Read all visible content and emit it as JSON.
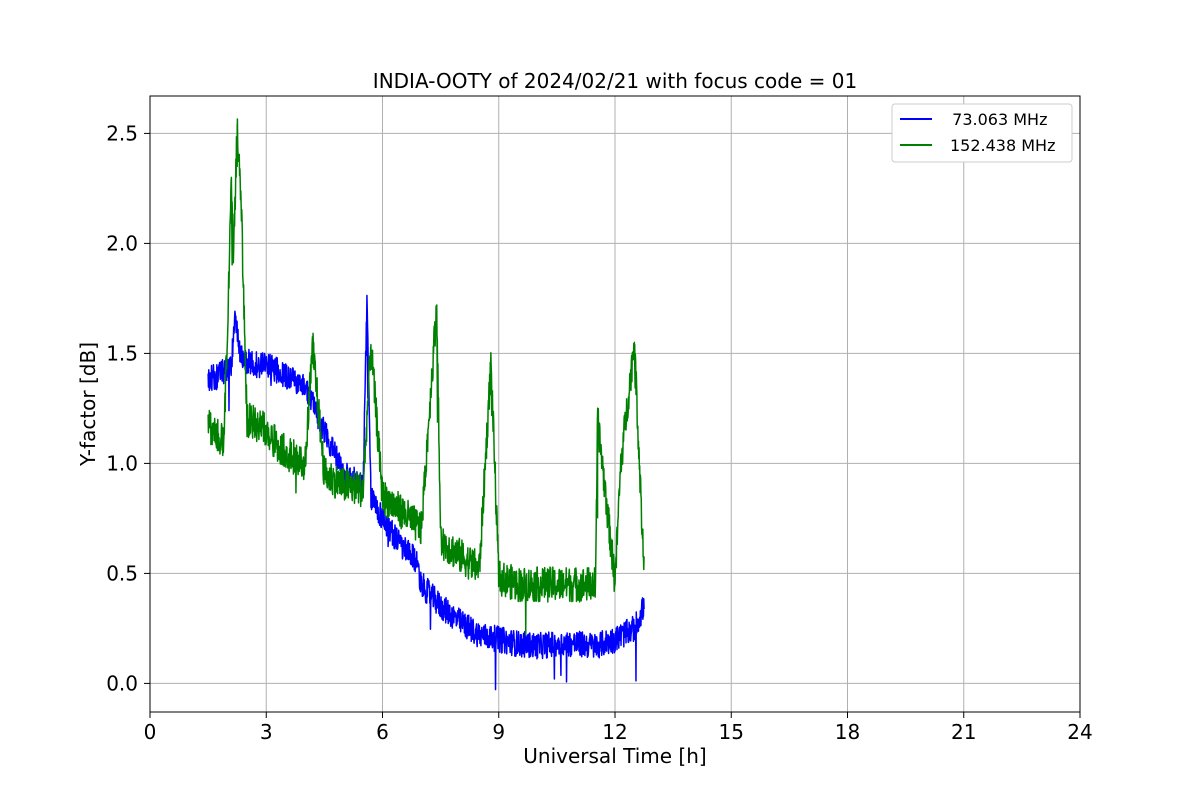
{
  "chart_data": {
    "type": "line",
    "title": "INDIA-OOTY of 2024/02/21 with focus code = 01",
    "xlabel": "Universal Time [h]",
    "ylabel": "Y-factor [dB]",
    "xlim": [
      0,
      24
    ],
    "ylim": [
      -0.13,
      2.67
    ],
    "x_ticks": [
      0,
      3,
      6,
      9,
      12,
      15,
      18,
      21,
      24
    ],
    "x_tick_labels": [
      "0",
      "3",
      "6",
      "9",
      "12",
      "15",
      "18",
      "21",
      "24"
    ],
    "y_ticks": [
      0.0,
      0.5,
      1.0,
      1.5,
      2.0,
      2.5
    ],
    "y_tick_labels": [
      "0.0",
      "0.5",
      "1.0",
      "1.5",
      "2.0",
      "2.5"
    ],
    "grid": true,
    "legend_position": "top-right",
    "series": [
      {
        "name": "  73.063 MHz",
        "color": "#0000ff",
        "x": [
          1.5,
          1.8,
          2.1,
          2.2,
          2.3,
          2.6,
          3.0,
          3.5,
          4.0,
          4.5,
          5.0,
          5.5,
          5.6,
          5.7,
          6.0,
          6.5,
          6.9,
          7.0,
          7.5,
          8.0,
          8.5,
          9.0,
          9.5,
          10.0,
          10.5,
          11.0,
          11.5,
          12.0,
          12.5,
          12.75
        ],
        "y": [
          1.38,
          1.4,
          1.45,
          1.68,
          1.5,
          1.45,
          1.45,
          1.4,
          1.35,
          1.15,
          0.95,
          0.9,
          1.74,
          0.85,
          0.75,
          0.62,
          0.55,
          0.45,
          0.35,
          0.28,
          0.22,
          0.2,
          0.18,
          0.17,
          0.18,
          0.18,
          0.17,
          0.2,
          0.25,
          0.35
        ]
      },
      {
        "name": "152.438 MHz",
        "color": "#008000",
        "x": [
          1.5,
          1.6,
          1.9,
          2.0,
          2.1,
          2.15,
          2.25,
          2.35,
          2.5,
          3.0,
          3.2,
          3.5,
          4.0,
          4.2,
          4.5,
          5.0,
          5.5,
          5.7,
          6.0,
          6.5,
          7.0,
          7.4,
          7.5,
          8.0,
          8.5,
          8.8,
          9.0,
          9.5,
          10.0,
          10.5,
          11.0,
          11.5,
          11.55,
          12.0,
          12.15,
          12.5,
          12.75
        ],
        "y": [
          1.2,
          1.15,
          1.1,
          1.6,
          2.3,
          1.9,
          2.54,
          2.2,
          1.2,
          1.15,
          1.1,
          1.05,
          1.0,
          1.53,
          0.95,
          0.9,
          0.88,
          1.54,
          0.85,
          0.78,
          0.7,
          1.72,
          0.65,
          0.58,
          0.52,
          1.46,
          0.48,
          0.45,
          0.45,
          0.45,
          0.45,
          0.45,
          1.2,
          0.46,
          1.0,
          1.55,
          0.5
        ]
      }
    ]
  }
}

Problem description
None of the pictures should appear; repeat the records exactly otherwise.

Final result
Read all visible content and emit it as JSON.
{
  "chart_data": {
    "type": "line",
    "title": "INDIA-OOTY of 2024/02/21 with focus code = 01",
    "xlabel": "Universal Time [h]",
    "ylabel": "Y-factor [dB]",
    "xlim": [
      0,
      24
    ],
    "ylim": [
      -0.13,
      2.67
    ],
    "x_ticks": [
      0,
      3,
      6,
      9,
      12,
      15,
      18,
      21,
      24
    ],
    "x_tick_labels": [
      "0",
      "3",
      "6",
      "9",
      "12",
      "15",
      "18",
      "21",
      "24"
    ],
    "y_ticks": [
      0.0,
      0.5,
      1.0,
      1.5,
      2.0,
      2.5
    ],
    "y_tick_labels": [
      "0.0",
      "0.5",
      "1.0",
      "1.5",
      "2.0",
      "2.5"
    ],
    "grid": true,
    "legend_position": "top-right",
    "series": [
      {
        "name": "  73.063 MHz",
        "color": "#0000ff",
        "x": [
          1.5,
          1.8,
          2.1,
          2.2,
          2.3,
          2.6,
          3.0,
          3.5,
          4.0,
          4.5,
          5.0,
          5.5,
          5.6,
          5.7,
          6.0,
          6.5,
          6.9,
          7.0,
          7.5,
          8.0,
          8.5,
          9.0,
          9.5,
          10.0,
          10.5,
          11.0,
          11.5,
          12.0,
          12.5,
          12.75
        ],
        "y": [
          1.38,
          1.4,
          1.45,
          1.68,
          1.5,
          1.45,
          1.45,
          1.4,
          1.35,
          1.15,
          0.95,
          0.9,
          1.74,
          0.85,
          0.75,
          0.62,
          0.55,
          0.45,
          0.35,
          0.28,
          0.22,
          0.2,
          0.18,
          0.17,
          0.18,
          0.18,
          0.17,
          0.2,
          0.25,
          0.35
        ]
      },
      {
        "name": "152.438 MHz",
        "color": "#008000",
        "x": [
          1.5,
          1.6,
          1.9,
          2.0,
          2.1,
          2.15,
          2.25,
          2.35,
          2.5,
          3.0,
          3.2,
          3.5,
          4.0,
          4.2,
          4.5,
          5.0,
          5.5,
          5.7,
          6.0,
          6.5,
          7.0,
          7.4,
          7.5,
          8.0,
          8.5,
          8.8,
          9.0,
          9.5,
          10.0,
          10.5,
          11.0,
          11.5,
          11.55,
          12.0,
          12.15,
          12.5,
          12.75
        ],
        "y": [
          1.2,
          1.15,
          1.1,
          1.6,
          2.3,
          1.9,
          2.54,
          2.2,
          1.2,
          1.15,
          1.1,
          1.05,
          1.0,
          1.53,
          0.95,
          0.9,
          0.88,
          1.54,
          0.85,
          0.78,
          0.7,
          1.72,
          0.65,
          0.58,
          0.52,
          1.46,
          0.48,
          0.45,
          0.45,
          0.45,
          0.45,
          0.45,
          1.2,
          0.46,
          1.0,
          1.55,
          0.5
        ]
      }
    ]
  }
}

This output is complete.